• WHAT IS EXPECTED: Find every line with the string "spår" in it, count them, and reply with that count only.

------------------------------------

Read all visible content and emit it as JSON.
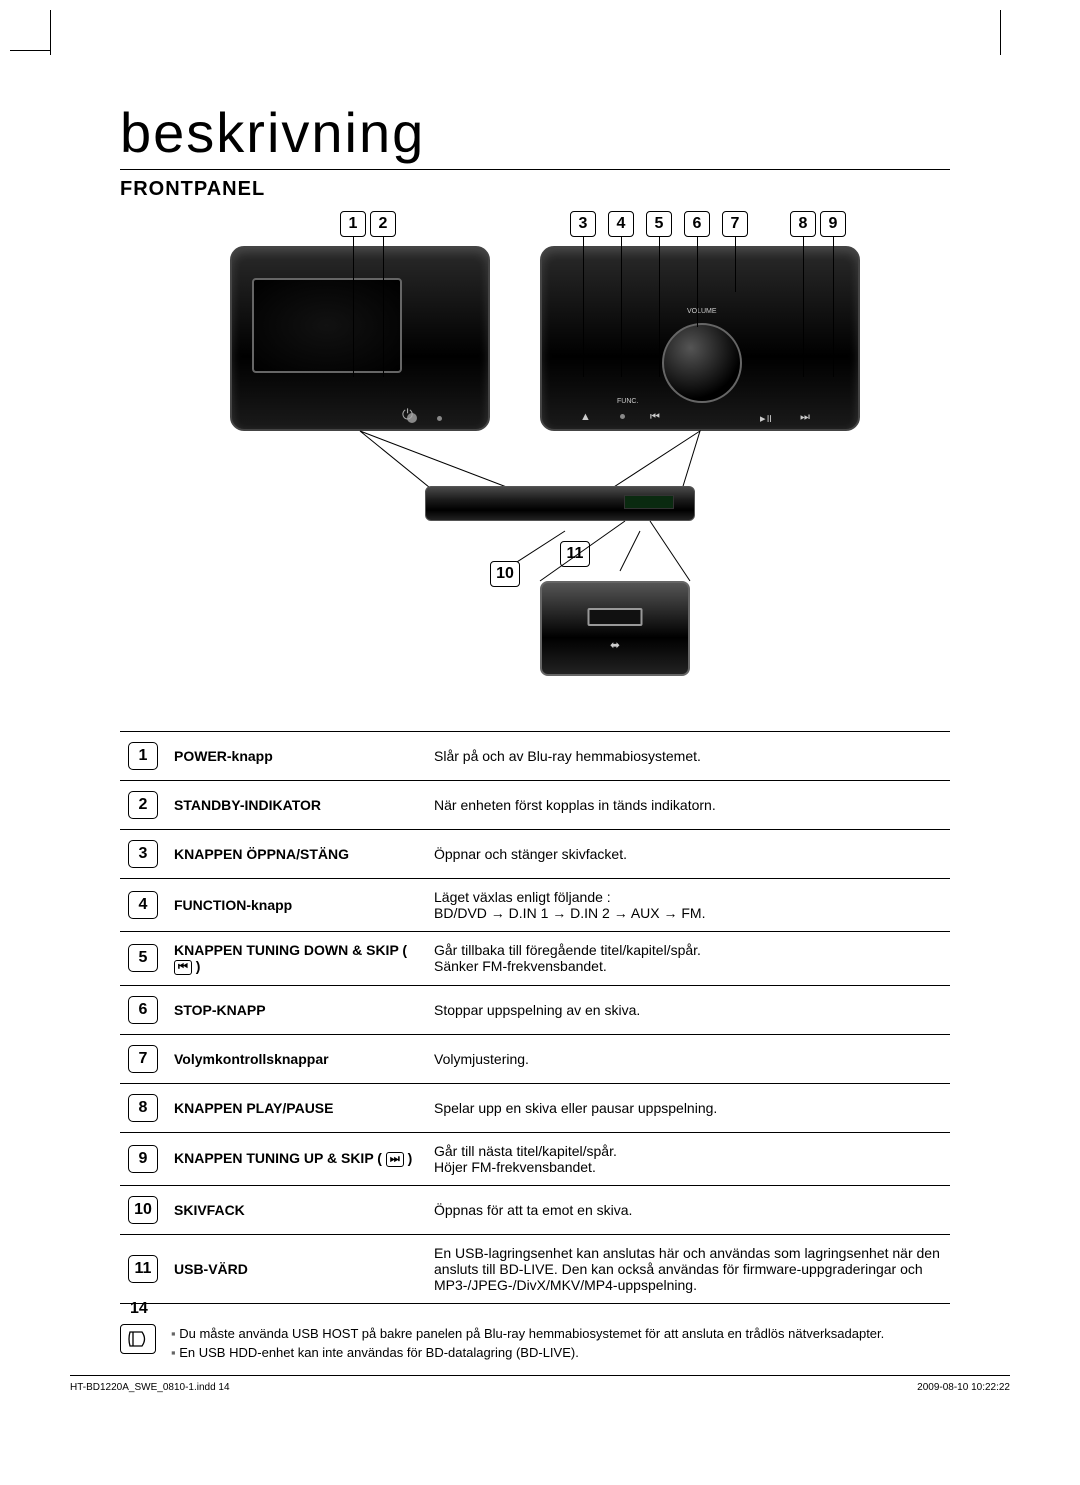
{
  "title": "beskrivning",
  "section": "FRONTPANEL",
  "callouts_top": [
    "1",
    "2",
    "3",
    "4",
    "5",
    "6",
    "7",
    "8",
    "9"
  ],
  "callouts_mid": [
    "10",
    "11"
  ],
  "panel_labels": {
    "volume": "VOLUME",
    "func": "FUNC."
  },
  "table": [
    {
      "n": "1",
      "label": "POWER-knapp",
      "desc": "Slår på och av Blu-ray hemmabiosystemet."
    },
    {
      "n": "2",
      "label": "STANDBY-INDIKATOR",
      "desc": "När enheten först kopplas in tänds indikatorn."
    },
    {
      "n": "3",
      "label": "KNAPPEN ÖPPNA/STÄNG",
      "desc": "Öppnar och stänger skivfacket."
    },
    {
      "n": "4",
      "label": "FUNCTION-knapp",
      "desc": "Läget växlas enligt följande :\nBD/DVD → D.IN 1 → D.IN 2 → AUX → FM."
    },
    {
      "n": "5",
      "label": "KNAPPEN TUNING DOWN & SKIP",
      "icon": "⏮",
      "desc": "Går tillbaka till föregående titel/kapitel/spår.\nSänker FM-frekvensbandet."
    },
    {
      "n": "6",
      "label": "STOP-KNAPP",
      "desc": "Stoppar uppspelning av en skiva."
    },
    {
      "n": "7",
      "label": "Volymkontrollsknappar",
      "desc": "Volymjustering."
    },
    {
      "n": "8",
      "label": "KNAPPEN PLAY/PAUSE",
      "desc": "Spelar upp en skiva eller pausar uppspelning."
    },
    {
      "n": "9",
      "label": "KNAPPEN TUNING UP & SKIP",
      "icon": "⏭",
      "desc": "Går till nästa titel/kapitel/spår.\nHöjer FM-frekvensbandet."
    },
    {
      "n": "10",
      "label": "SKIVFACK",
      "desc": "Öppnas för att ta emot en skiva."
    },
    {
      "n": "11",
      "label": "USB-VÄRD",
      "desc": "En USB-lagringsenhet kan anslutas här och användas som lagringsenhet när den ansluts till BD-LIVE. Den kan också användas för firmware-uppgraderingar och MP3-/JPEG-/DivX/MKV/MP4-uppspelning."
    }
  ],
  "notes": [
    "Du måste använda USB HOST på bakre panelen på Blu-ray hemmabiosystemet för att ansluta en trådlös nätverksadapter.",
    "En USB HDD-enhet kan inte användas för BD-datalagring (BD-LIVE)."
  ],
  "page_number": "14",
  "footer_left": "HT-BD1220A_SWE_0810-1.indd   14",
  "footer_right": "2009-08-10   10:22:22"
}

------------------------------------

• CORRECT ANSWER: 2